PROBLEM STATEMENT: Only lines holding the word "ball" should be copied from the material.

[Dataset items]
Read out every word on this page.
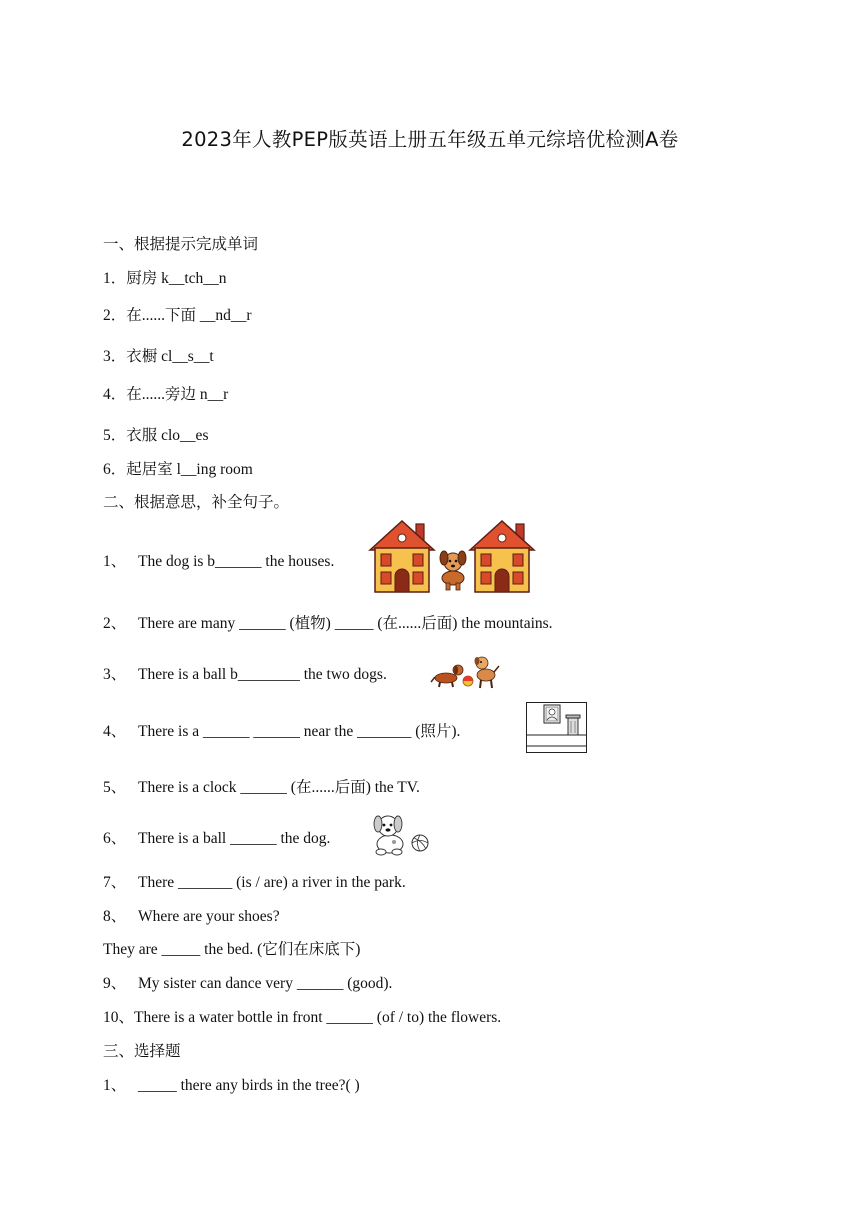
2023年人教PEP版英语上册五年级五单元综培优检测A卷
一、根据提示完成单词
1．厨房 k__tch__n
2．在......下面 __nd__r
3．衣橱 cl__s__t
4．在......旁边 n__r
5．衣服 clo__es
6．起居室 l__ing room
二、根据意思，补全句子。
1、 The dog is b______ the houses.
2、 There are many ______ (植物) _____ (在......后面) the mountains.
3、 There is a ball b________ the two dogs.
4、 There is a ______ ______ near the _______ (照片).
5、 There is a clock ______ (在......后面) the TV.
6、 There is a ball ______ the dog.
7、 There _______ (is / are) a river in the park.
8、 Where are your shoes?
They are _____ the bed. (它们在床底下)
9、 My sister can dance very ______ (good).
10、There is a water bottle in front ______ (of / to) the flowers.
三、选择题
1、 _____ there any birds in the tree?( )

WRITTEN SOLUTION:
3、 There is a ball b________ the two dogs.
6、 There is a ball ______ the dog.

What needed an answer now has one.